• EXERCISE INSTRUCTIONS:
Scan the listing below and copy every line holding "melengkapi".

• EXCERPTED DATA:
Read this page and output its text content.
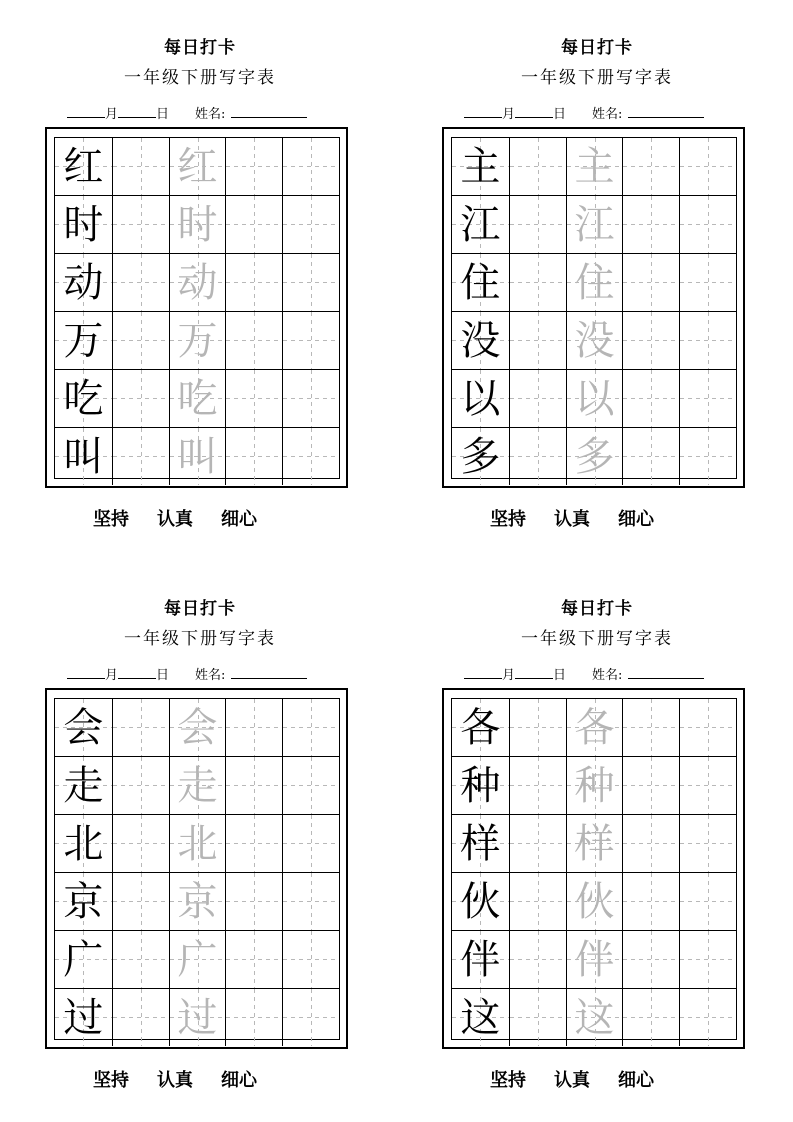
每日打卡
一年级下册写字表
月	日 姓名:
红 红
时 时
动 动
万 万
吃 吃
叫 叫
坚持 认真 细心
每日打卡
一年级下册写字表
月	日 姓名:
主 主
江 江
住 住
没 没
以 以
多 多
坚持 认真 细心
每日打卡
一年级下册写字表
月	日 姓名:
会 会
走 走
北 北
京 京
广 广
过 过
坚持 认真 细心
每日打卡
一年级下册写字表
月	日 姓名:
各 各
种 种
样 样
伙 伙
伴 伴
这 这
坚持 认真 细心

==

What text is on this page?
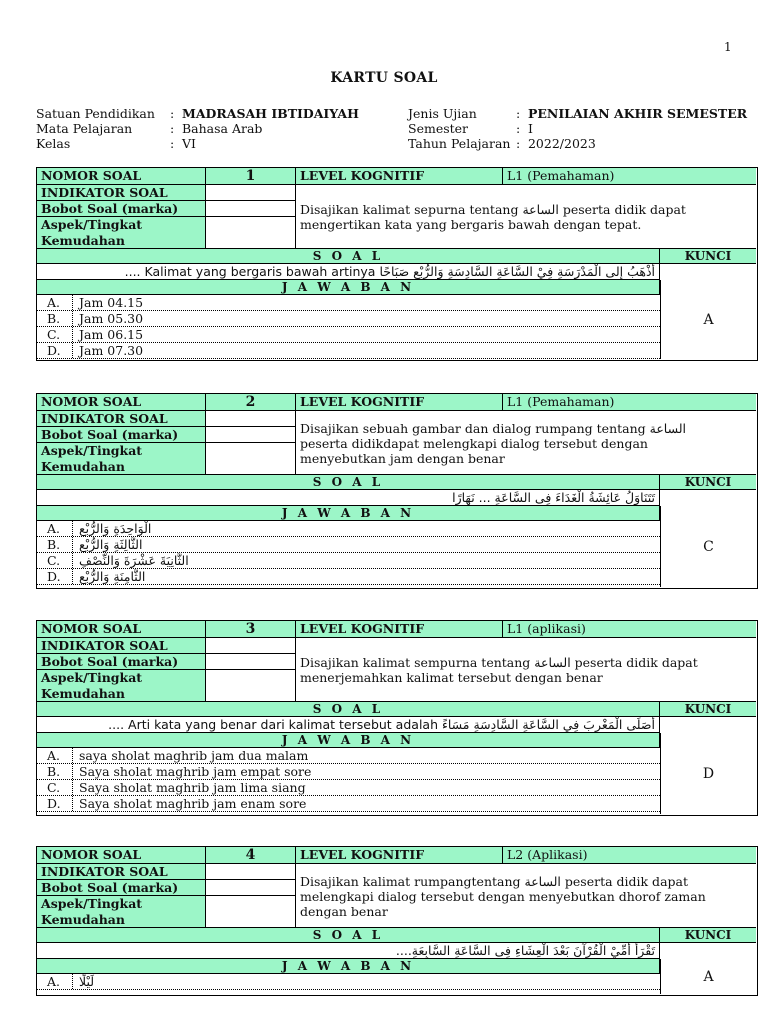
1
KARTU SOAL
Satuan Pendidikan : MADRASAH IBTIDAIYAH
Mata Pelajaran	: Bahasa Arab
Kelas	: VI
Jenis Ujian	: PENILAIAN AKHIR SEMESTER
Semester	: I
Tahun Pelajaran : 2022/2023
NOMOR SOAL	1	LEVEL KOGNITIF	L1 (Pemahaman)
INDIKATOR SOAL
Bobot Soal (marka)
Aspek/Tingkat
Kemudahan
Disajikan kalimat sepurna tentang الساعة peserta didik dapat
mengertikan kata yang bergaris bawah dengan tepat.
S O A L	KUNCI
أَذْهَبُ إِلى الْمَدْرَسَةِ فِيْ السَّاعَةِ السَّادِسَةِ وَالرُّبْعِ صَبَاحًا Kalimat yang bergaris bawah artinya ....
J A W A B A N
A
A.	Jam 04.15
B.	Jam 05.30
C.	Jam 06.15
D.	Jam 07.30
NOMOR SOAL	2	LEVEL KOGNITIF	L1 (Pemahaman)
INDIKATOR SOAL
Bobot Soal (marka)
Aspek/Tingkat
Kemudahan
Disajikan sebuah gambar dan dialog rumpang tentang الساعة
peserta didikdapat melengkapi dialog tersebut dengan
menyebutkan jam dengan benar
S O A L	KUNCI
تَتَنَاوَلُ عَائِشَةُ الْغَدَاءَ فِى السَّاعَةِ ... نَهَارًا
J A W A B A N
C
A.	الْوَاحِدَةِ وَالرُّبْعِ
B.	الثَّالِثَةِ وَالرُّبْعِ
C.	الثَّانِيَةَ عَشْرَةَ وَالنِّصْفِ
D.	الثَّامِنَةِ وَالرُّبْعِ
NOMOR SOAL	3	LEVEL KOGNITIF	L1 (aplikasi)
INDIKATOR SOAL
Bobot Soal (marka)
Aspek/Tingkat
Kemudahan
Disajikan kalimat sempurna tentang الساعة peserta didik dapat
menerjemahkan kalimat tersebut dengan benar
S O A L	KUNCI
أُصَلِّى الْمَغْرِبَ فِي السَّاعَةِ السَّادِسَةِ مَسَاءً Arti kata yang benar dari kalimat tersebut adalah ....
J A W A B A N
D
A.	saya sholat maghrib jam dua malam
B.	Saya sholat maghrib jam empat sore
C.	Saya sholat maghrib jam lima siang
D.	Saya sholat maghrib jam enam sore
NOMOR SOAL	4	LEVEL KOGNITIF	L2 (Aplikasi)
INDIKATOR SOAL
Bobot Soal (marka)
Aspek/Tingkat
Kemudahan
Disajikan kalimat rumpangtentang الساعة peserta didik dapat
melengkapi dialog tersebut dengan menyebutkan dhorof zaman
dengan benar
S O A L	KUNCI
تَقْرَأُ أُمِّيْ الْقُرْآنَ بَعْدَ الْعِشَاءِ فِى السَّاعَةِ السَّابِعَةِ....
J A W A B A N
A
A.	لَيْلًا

...

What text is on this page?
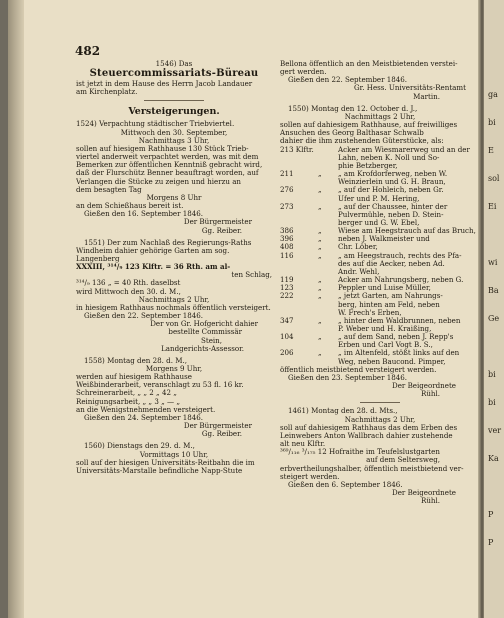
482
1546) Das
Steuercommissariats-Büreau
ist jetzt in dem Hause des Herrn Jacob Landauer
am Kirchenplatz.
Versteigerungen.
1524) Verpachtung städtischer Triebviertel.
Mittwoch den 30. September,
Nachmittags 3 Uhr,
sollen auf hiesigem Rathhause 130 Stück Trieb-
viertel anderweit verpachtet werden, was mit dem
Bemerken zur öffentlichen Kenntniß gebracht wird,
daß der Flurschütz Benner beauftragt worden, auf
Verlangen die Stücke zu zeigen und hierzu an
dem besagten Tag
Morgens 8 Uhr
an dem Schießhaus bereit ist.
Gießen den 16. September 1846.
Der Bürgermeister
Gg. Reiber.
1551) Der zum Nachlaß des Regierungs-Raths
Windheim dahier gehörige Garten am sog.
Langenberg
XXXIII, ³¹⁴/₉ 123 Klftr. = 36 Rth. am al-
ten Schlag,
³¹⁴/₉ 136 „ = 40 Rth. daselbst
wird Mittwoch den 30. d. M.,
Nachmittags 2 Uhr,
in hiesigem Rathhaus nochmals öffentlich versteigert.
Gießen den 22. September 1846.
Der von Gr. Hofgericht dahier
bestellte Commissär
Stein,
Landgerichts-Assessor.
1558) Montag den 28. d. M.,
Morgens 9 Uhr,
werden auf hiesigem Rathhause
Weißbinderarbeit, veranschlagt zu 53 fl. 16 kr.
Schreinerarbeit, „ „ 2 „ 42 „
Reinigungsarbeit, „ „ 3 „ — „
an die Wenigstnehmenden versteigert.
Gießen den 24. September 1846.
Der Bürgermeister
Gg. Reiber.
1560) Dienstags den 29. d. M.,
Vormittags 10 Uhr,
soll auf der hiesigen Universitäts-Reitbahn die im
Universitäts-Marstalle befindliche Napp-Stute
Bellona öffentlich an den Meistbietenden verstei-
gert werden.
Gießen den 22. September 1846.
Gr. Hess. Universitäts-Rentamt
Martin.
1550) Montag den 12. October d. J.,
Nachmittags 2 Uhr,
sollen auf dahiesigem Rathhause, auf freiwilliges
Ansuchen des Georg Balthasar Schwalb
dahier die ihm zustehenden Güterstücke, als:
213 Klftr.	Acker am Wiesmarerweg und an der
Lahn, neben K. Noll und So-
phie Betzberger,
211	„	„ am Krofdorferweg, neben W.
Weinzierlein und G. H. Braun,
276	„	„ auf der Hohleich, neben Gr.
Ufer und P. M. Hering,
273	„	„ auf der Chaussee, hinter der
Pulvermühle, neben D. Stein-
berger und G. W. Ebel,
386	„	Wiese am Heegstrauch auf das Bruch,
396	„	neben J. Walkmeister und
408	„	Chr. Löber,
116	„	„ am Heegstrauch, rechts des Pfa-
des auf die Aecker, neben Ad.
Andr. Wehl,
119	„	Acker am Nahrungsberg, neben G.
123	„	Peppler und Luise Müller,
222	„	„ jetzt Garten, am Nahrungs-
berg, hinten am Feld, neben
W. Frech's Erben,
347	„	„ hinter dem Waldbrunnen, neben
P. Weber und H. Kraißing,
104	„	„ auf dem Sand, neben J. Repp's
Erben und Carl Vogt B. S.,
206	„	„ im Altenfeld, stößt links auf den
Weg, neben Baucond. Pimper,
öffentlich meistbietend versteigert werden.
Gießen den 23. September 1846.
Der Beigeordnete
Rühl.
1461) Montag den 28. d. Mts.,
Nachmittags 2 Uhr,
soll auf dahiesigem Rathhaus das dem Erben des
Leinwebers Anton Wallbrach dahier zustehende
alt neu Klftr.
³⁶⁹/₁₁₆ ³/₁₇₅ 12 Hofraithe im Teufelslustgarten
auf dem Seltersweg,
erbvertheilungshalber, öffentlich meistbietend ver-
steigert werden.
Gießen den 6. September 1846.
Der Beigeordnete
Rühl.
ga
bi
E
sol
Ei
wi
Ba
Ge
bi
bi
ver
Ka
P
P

• FULL RESPONSE:
peserta didikdapat melengkapi dialog tersebut dengan
melengkapi dialog tersebut dengan menyebutkan dhorof zaman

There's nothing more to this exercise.